> [Given request]: Copy the listing below word for word, leaving out the picture.

> [Data provided]:
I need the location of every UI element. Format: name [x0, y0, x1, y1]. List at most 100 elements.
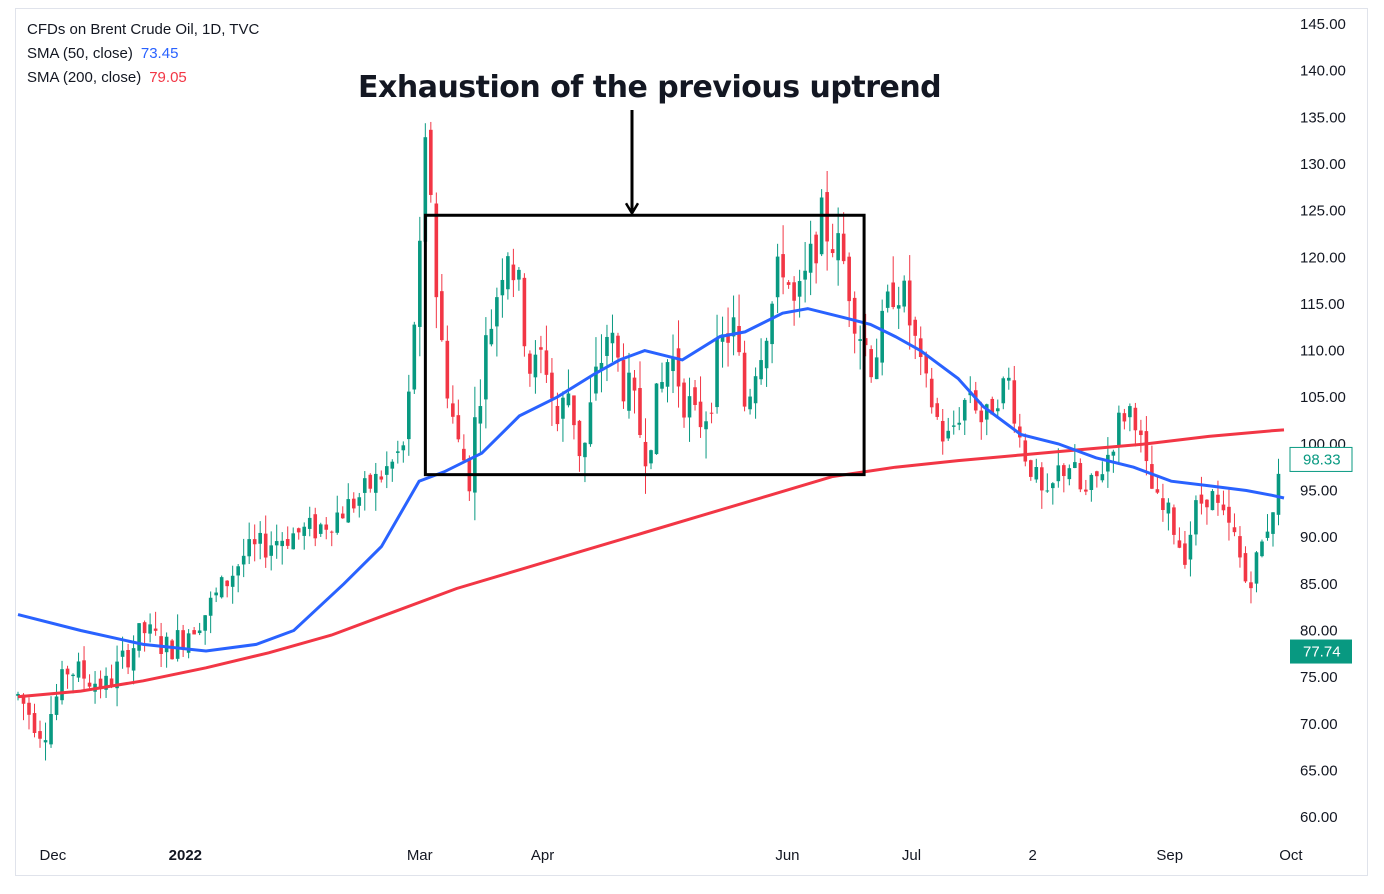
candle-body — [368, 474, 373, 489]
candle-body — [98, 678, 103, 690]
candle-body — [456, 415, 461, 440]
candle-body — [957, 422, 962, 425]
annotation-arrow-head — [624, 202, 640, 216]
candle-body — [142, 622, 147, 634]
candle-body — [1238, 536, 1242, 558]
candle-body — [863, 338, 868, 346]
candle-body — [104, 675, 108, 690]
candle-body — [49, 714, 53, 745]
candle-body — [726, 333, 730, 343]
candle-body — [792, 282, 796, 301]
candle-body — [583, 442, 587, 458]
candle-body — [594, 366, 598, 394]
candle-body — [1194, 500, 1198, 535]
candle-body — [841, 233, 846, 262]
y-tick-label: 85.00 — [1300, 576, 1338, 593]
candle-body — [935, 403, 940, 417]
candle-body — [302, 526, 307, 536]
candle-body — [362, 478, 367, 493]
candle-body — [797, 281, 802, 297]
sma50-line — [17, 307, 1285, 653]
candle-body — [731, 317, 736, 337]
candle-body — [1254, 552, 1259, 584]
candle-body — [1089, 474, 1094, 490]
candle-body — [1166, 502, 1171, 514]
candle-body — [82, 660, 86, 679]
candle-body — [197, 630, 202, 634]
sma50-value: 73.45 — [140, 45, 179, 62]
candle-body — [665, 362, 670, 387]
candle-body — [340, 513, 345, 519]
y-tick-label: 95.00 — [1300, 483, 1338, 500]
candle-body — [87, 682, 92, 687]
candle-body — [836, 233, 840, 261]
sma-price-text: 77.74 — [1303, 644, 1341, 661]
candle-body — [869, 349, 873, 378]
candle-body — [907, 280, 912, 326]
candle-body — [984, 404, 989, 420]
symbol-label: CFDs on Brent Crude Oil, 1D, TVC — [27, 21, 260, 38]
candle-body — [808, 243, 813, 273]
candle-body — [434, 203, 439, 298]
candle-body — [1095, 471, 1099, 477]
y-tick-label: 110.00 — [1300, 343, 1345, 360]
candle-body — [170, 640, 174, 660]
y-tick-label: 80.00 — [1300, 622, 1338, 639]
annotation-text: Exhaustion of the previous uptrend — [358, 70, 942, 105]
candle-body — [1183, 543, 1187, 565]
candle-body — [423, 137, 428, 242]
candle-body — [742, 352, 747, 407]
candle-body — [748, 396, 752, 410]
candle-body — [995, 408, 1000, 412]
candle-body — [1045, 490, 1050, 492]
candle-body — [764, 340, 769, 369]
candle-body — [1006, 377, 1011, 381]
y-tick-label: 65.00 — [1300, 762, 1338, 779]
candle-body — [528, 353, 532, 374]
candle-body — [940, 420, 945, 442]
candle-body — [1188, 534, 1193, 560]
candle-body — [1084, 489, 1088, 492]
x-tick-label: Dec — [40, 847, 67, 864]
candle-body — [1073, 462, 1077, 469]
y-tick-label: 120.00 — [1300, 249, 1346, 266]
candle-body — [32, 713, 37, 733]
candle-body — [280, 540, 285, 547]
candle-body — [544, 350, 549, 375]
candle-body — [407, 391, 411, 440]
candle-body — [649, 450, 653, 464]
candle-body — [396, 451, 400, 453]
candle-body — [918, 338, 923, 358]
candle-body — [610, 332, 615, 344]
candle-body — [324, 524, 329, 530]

> [Task solution]:
I need the location of every UI element. Format: name [x0, y0, x1, y1]. List at most 100 elements.
candle-body — [368, 474, 373, 489]
candle-body — [98, 678, 103, 690]
candle-body — [456, 415, 461, 440]
candle-body — [957, 422, 962, 425]
annotation-arrow-head — [624, 202, 640, 216]
candle-body — [142, 622, 147, 634]
candle-body — [1238, 536, 1242, 558]
candle-body — [863, 338, 868, 346]
candle-body — [104, 675, 108, 690]
candle-body — [49, 714, 53, 745]
candle-body — [726, 333, 730, 343]
candle-body — [792, 282, 796, 301]
candle-body — [583, 442, 587, 458]
candle-body — [594, 366, 598, 394]
candle-body — [1194, 500, 1198, 535]
candle-body — [841, 233, 846, 262]
y-tick-label: 85.00 — [1300, 576, 1338, 593]
candle-body — [935, 403, 940, 417]
candle-body — [302, 526, 307, 536]
candle-body — [362, 478, 367, 493]
candle-body — [797, 281, 802, 297]
sma50-line — [17, 307, 1285, 653]
candle-body — [731, 317, 736, 337]
candle-body — [1254, 552, 1259, 584]
candle-body — [1089, 474, 1094, 490]
candle-body — [1166, 502, 1171, 514]
candle-body — [82, 660, 86, 679]
candle-body — [197, 630, 202, 634]
sma50-value: 73.45 — [140, 45, 179, 62]
candle-body — [665, 362, 670, 387]
candle-body — [340, 513, 345, 519]
y-tick-label: 95.00 — [1300, 483, 1338, 500]
candle-body — [87, 682, 92, 687]
candle-body — [836, 233, 840, 261]
sma-price-text: 77.74 — [1303, 644, 1341, 661]
candle-body — [869, 349, 873, 378]
candle-body — [907, 280, 912, 326]
candle-body — [984, 404, 989, 420]
symbol-label: CFDs on Brent Crude Oil, 1D, TVC — [27, 21, 260, 38]
candle-body — [808, 243, 813, 273]
candle-body — [434, 203, 439, 298]
candle-body — [1095, 471, 1099, 477]
y-tick-label: 110.00 — [1300, 343, 1345, 360]
candle-body — [170, 640, 174, 660]
y-tick-label: 80.00 — [1300, 622, 1338, 639]
annotation-text: Exhaustion of the previous uptrend — [358, 70, 942, 105]
candle-body — [1183, 543, 1187, 565]
candle-body — [423, 137, 428, 242]
candle-body — [742, 352, 747, 407]
candle-body — [748, 396, 752, 410]
candle-body — [995, 408, 1000, 412]
candle-body — [1045, 490, 1050, 492]
candle-body — [764, 340, 769, 369]
candle-body — [1006, 377, 1011, 381]
y-tick-label: 65.00 — [1300, 762, 1338, 779]
candle-body — [528, 353, 532, 374]
candle-body — [940, 420, 945, 442]
candle-body — [1188, 534, 1193, 560]
candle-body — [1084, 489, 1088, 492]
x-tick-label: Dec — [40, 847, 67, 864]
candle-body — [1073, 462, 1077, 469]
y-tick-label: 120.00 — [1300, 249, 1346, 266]
candle-body — [32, 713, 37, 733]
candle-body — [280, 540, 285, 547]
candle-body — [544, 350, 549, 375]
candle-body — [407, 391, 411, 440]
candle-body — [649, 450, 653, 464]
candle-body — [396, 451, 400, 453]
candle-body — [918, 338, 923, 358]
candle-body — [610, 332, 615, 344]
candle-body — [324, 524, 329, 530]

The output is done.